## Given request
Set out every line of the records below as a numbered list, omitting blank lines and leaving the pictures out of the answer.

━━━━

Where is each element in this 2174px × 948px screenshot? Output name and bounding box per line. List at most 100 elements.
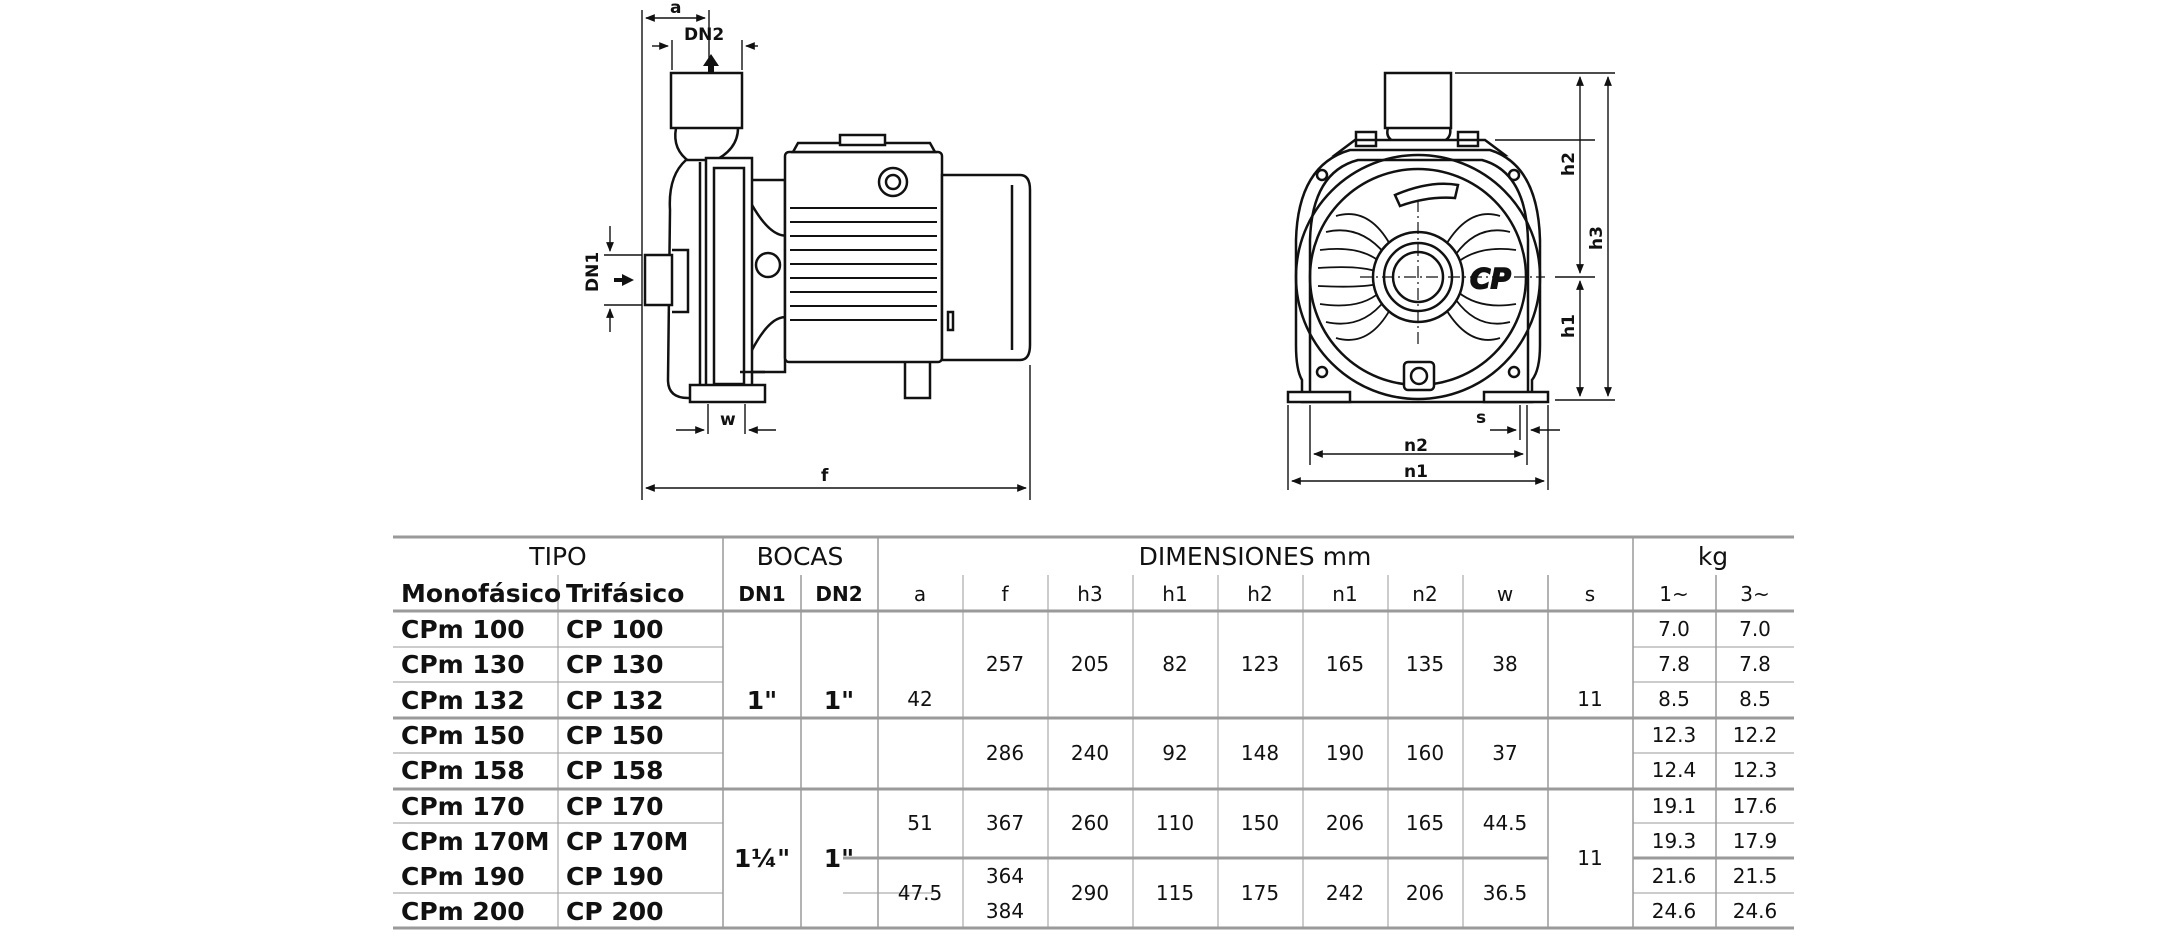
dim-n1: 190: [1326, 741, 1364, 765]
subheader-n1: n1: [1332, 582, 1357, 606]
subheader-h2: h2: [1247, 582, 1272, 606]
subheader-s: s: [1585, 582, 1595, 606]
header-tipo: TIPO: [528, 542, 586, 571]
weight-mono: 7.8: [1658, 652, 1690, 676]
model-tri: CP 170: [566, 792, 664, 821]
dim-h3: 290: [1071, 881, 1109, 905]
model-tri: CP 190: [566, 862, 664, 891]
dim-h1: 82: [1162, 652, 1187, 676]
weight-mono: 24.6: [1652, 899, 1697, 923]
dim-n1: 165: [1326, 652, 1364, 676]
model-tri: CP 130: [566, 650, 664, 679]
weight-mono: 7.0: [1658, 617, 1690, 641]
weight-tri: 17.9: [1733, 829, 1778, 853]
dim-s: 11: [1577, 846, 1602, 870]
subheader-monofasico: Monofásico: [401, 579, 561, 608]
dim-w: 37: [1492, 741, 1517, 765]
weight-tri: 24.6: [1733, 899, 1778, 923]
model-tri: CP 158: [566, 756, 664, 785]
weight-tri: 12.2: [1733, 723, 1778, 747]
header-kg: kg: [1698, 542, 1728, 571]
dim-f: 364: [986, 864, 1024, 888]
header-bocas: BOCAS: [757, 542, 844, 571]
dim-n1: 242: [1326, 881, 1364, 905]
dim-a: 42: [907, 687, 932, 711]
weight-mono: 12.4: [1652, 758, 1697, 782]
table-row: CPm 158 CP 158 12.4 12.3: [401, 756, 1777, 785]
model-mono: CPm 130: [401, 650, 525, 679]
front-view-dimensions: [1287, 72, 1615, 490]
dim-label-w: w: [720, 410, 736, 430]
subheader-f: f: [1001, 582, 1009, 606]
subheader-dn2: DN2: [815, 582, 862, 606]
model-tri: CP 200: [566, 897, 664, 926]
dim-a: 47.5: [898, 881, 943, 905]
table-row: CPm 150 CP 150 12.3 12.2: [401, 721, 1777, 750]
model-mono: CPm 100: [401, 615, 525, 644]
dim-h3: 260: [1071, 811, 1109, 835]
dim-n2: 160: [1406, 741, 1444, 765]
technical-drawings: a DN2 DN1 w f: [583, 0, 1615, 500]
dim-w: 38: [1492, 652, 1517, 676]
dim-h3: 240: [1071, 741, 1109, 765]
subheader-h1: h1: [1162, 582, 1187, 606]
table-row: CPm 190 CP 190 21.6 21.5: [401, 862, 1777, 891]
table-row: CPm 170M CP 170M 19.3 17.9: [401, 827, 1777, 856]
dim-h2: 175: [1241, 881, 1279, 905]
dim-label-h1: h1: [1559, 314, 1579, 338]
weight-mono: 19.1: [1652, 794, 1697, 818]
dim-h2: 148: [1241, 741, 1279, 765]
model-mono: CPm 170M: [401, 827, 550, 856]
dim-h2: 123: [1241, 652, 1279, 676]
dim-w: 36.5: [1483, 881, 1528, 905]
model-mono: CPm 132: [401, 686, 525, 715]
dim-n1: 206: [1326, 811, 1364, 835]
dim-label-a: a: [670, 0, 681, 18]
front-view-drawing: [1286, 71, 1550, 404]
dim-label-h3: h3: [1587, 226, 1607, 250]
dim-h1: 92: [1162, 741, 1187, 765]
dim-h3: 205: [1071, 652, 1109, 676]
subheader-trifasico: Trifásico: [566, 579, 684, 608]
model-tri: CP 170M: [566, 827, 688, 856]
side-view-dimensions: [604, 10, 1031, 500]
dim-n2: 206: [1406, 881, 1444, 905]
subheader-n2: n2: [1412, 582, 1437, 606]
dim-label-n2: n2: [1404, 436, 1428, 456]
model-mono: CPm 200: [401, 897, 525, 926]
header-dimensiones: DIMENSIONES mm: [1139, 542, 1372, 571]
table-row: CPm 132 CP 132 8.5 8.5: [401, 686, 1771, 715]
weight-mono: 19.3: [1652, 829, 1697, 853]
cp-logo: CP: [1470, 262, 1512, 295]
weight-mono: 12.3: [1652, 723, 1697, 747]
model-tri: CP 150: [566, 721, 664, 750]
dim-w: 44.5: [1483, 811, 1528, 835]
dim-f: 257: [986, 652, 1024, 676]
dim-h1: 115: [1156, 881, 1194, 905]
weight-tri: 21.5: [1733, 864, 1778, 888]
table-row: CPm 170 CP 170 19.1 17.6: [401, 792, 1777, 821]
model-mono: CPm 170: [401, 792, 525, 821]
model-tri: CP 100: [566, 615, 664, 644]
dn2-group-1: 1": [824, 686, 854, 715]
dim-label-dn1: DN1: [583, 252, 603, 292]
weight-tri: 8.5: [1739, 687, 1771, 711]
weight-tri: 7.0: [1739, 617, 1771, 641]
dim-f: 367: [986, 811, 1024, 835]
dim-h2: 150: [1241, 811, 1279, 835]
weight-mono: 21.6: [1652, 864, 1697, 888]
dim-a: 51: [907, 811, 932, 835]
model-mono: CPm 158: [401, 756, 525, 785]
subheader-kg3: 3~: [1740, 582, 1769, 606]
subheader-a: a: [914, 582, 926, 606]
dim-label-s: s: [1476, 408, 1486, 428]
subheader-dn1: DN1: [738, 582, 785, 606]
dim-s: 11: [1577, 687, 1602, 711]
dn1-group-2: 1¼": [734, 844, 790, 873]
dn1-group-1: 1": [747, 686, 777, 715]
dim-n2: 135: [1406, 652, 1444, 676]
table-row: CPm 130 CP 130 7.8 7.8: [401, 650, 1771, 679]
subheader-w: w: [1497, 582, 1513, 606]
side-view-drawing: [614, 54, 1032, 404]
table-row: CPm 100 CP 100 7.0 7.0: [401, 615, 1771, 644]
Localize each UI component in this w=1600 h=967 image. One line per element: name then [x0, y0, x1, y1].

━━━━

## Task result
1. Where is each element in this 2174px × 948px screenshot? Output name and bounding box per line. List at most 100 elements.
2. dim-n1: 190: [1326, 741, 1364, 765]
3. subheader-n1: n1: [1332, 582, 1357, 606]
4. subheader-h2: h2: [1247, 582, 1272, 606]
5. subheader-s: s: [1585, 582, 1595, 606]
6. header-tipo: TIPO: [528, 542, 586, 571]
7. weight-mono: 7.8: [1658, 652, 1690, 676]
8. model-tri: CP 170: [566, 792, 664, 821]
9. dim-h3: 290: [1071, 881, 1109, 905]
10. model-tri: CP 190: [566, 862, 664, 891]
11. dim-h1: 82: [1162, 652, 1187, 676]
12. weight-mono: 24.6: [1652, 899, 1697, 923]
13. dim-n1: 165: [1326, 652, 1364, 676]
14. model-tri: CP 130: [566, 650, 664, 679]
15. weight-mono: 7.0: [1658, 617, 1690, 641]
16. weight-tri: 17.9: [1733, 829, 1778, 853]
17. dim-s: 11: [1577, 846, 1602, 870]
18. subheader-monofasico: Monofásico: [401, 579, 561, 608]
19. dim-w: 37: [1492, 741, 1517, 765]
20. weight-tri: 24.6: [1733, 899, 1778, 923]
21. model-tri: CP 158: [566, 756, 664, 785]
22. weight-tri: 12.2: [1733, 723, 1778, 747]
23. header-kg: kg: [1698, 542, 1728, 571]
24. dim-f: 364: [986, 864, 1024, 888]
25. header-bocas: BOCAS: [757, 542, 844, 571]
26. dim-n1: 242: [1326, 881, 1364, 905]
27. dim-a: 42: [907, 687, 932, 711]
28. weight-mono: 12.4: [1652, 758, 1697, 782]
29. table-row: CPm 158 CP 158 12.4 12.3: [401, 756, 1777, 785]
30. model-mono: CPm 130: [401, 650, 525, 679]
31. front-view-dimensions: [1287, 72, 1615, 490]
32. dim-label-w: w: [720, 410, 736, 430]
33. subheader-f: f: [1001, 582, 1009, 606]
34. subheader-dn2: DN2: [815, 582, 862, 606]
35. model-tri: CP 200: [566, 897, 664, 926]
36. dim-a: 47.5: [898, 881, 943, 905]
37. table-row: CPm 150 CP 150 12.3 12.2: [401, 721, 1777, 750]
38. model-mono: CPm 100: [401, 615, 525, 644]
39. dim-h3: 260: [1071, 811, 1109, 835]
40. dim-n2: 160: [1406, 741, 1444, 765]
41. technical-drawings: a DN2 DN1 w f: [583, 0, 1615, 500]
42. dim-w: 38: [1492, 652, 1517, 676]
43. dim-h3: 240: [1071, 741, 1109, 765]
44. subheader-h1: h1: [1162, 582, 1187, 606]
45. table-row: CPm 190 CP 190 21.6 21.5: [401, 862, 1777, 891]
46. table-row: CPm 170M CP 170M 19.3 17.9: [401, 827, 1777, 856]
47. dim-h2: 175: [1241, 881, 1279, 905]
48. dim-label-h1: h1: [1559, 314, 1579, 338]
49. weight-mono: 19.1: [1652, 794, 1697, 818]
50. dim-h2: 148: [1241, 741, 1279, 765]
51. model-mono: CPm 170M: [401, 827, 550, 856]
52. dim-h2: 123: [1241, 652, 1279, 676]
53. dim-w: 36.5: [1483, 881, 1528, 905]
54. model-mono: CPm 132: [401, 686, 525, 715]
55. dim-n1: 206: [1326, 811, 1364, 835]
56. dim-label-a: a: [670, 0, 681, 18]
57. front-view-drawing: [1286, 71, 1550, 404]
58. dim-label-h3: h3: [1587, 226, 1607, 250]
59. dim-h1: 92: [1162, 741, 1187, 765]
60. dim-h3: 205: [1071, 652, 1109, 676]
61. subheader-trifasico: Trifásico: [566, 579, 684, 608]
62. model-tri: CP 170M: [566, 827, 688, 856]
63. side-view-dimensions: [604, 10, 1031, 500]
64. dim-n2: 206: [1406, 881, 1444, 905]
65. subheader-n2: n2: [1412, 582, 1437, 606]
66. dim-label-n2: n2: [1404, 436, 1428, 456]
67. model-mono: CPm 200: [401, 897, 525, 926]
68. header-dimensiones: DIMENSIONES mm: [1139, 542, 1372, 571]
69. table-row: CPm 132 CP 132 8.5 8.5: [401, 686, 1771, 715]
70. weight-mono: 19.3: [1652, 829, 1697, 853]
71. cp-logo: CP: [1470, 262, 1512, 295]
72. weight-mono: 12.3: [1652, 723, 1697, 747]
73. model-tri: CP 150: [566, 721, 664, 750]
74. dim-w: 44.5: [1483, 811, 1528, 835]
75. dim-f: 257: [986, 652, 1024, 676]
76. dim-h1: 115: [1156, 881, 1194, 905]
77. weight-tri: 21.5: [1733, 864, 1778, 888]
78. table-row: CPm 170 CP 170 19.1 17.6: [401, 792, 1777, 821]
79. model-mono: CPm 170: [401, 792, 525, 821]
80. model-tri: CP 100: [566, 615, 664, 644]
81. dn2-group-1: 1": [824, 686, 854, 715]
82. dim-label-dn1: DN1: [583, 252, 603, 292]
83. weight-tri: 8.5: [1739, 687, 1771, 711]
84. weight-tri: 7.0: [1739, 617, 1771, 641]
85. dim-f: 367: [986, 811, 1024, 835]
86. dim-h2: 150: [1241, 811, 1279, 835]
87. weight-mono: 21.6: [1652, 864, 1697, 888]
88. dim-a: 51: [907, 811, 932, 835]
89. model-mono: CPm 158: [401, 756, 525, 785]
90. subheader-kg3: 3~: [1740, 582, 1769, 606]
91. subheader-a: a: [914, 582, 926, 606]
92. dim-label-s: s: [1476, 408, 1486, 428]
93. subheader-dn1: DN1: [738, 582, 785, 606]
94. dim-s: 11: [1577, 687, 1602, 711]
95. dn1-group-2: 1¼": [734, 844, 790, 873]
96. dn1-group-1: 1": [747, 686, 777, 715]
97. dim-n2: 135: [1406, 652, 1444, 676]
98. table-row: CPm 130 CP 130 7.8 7.8: [401, 650, 1771, 679]
99. subheader-w: w: [1497, 582, 1513, 606]
100. side-view-drawing: [614, 54, 1032, 404]
101. table-row: CPm 100 CP 100 7.0 7.0: [401, 615, 1771, 644]
102. Localize each UI component in this w=1600 h=967 image. One line per element: name then [x0, y0, x1, y1].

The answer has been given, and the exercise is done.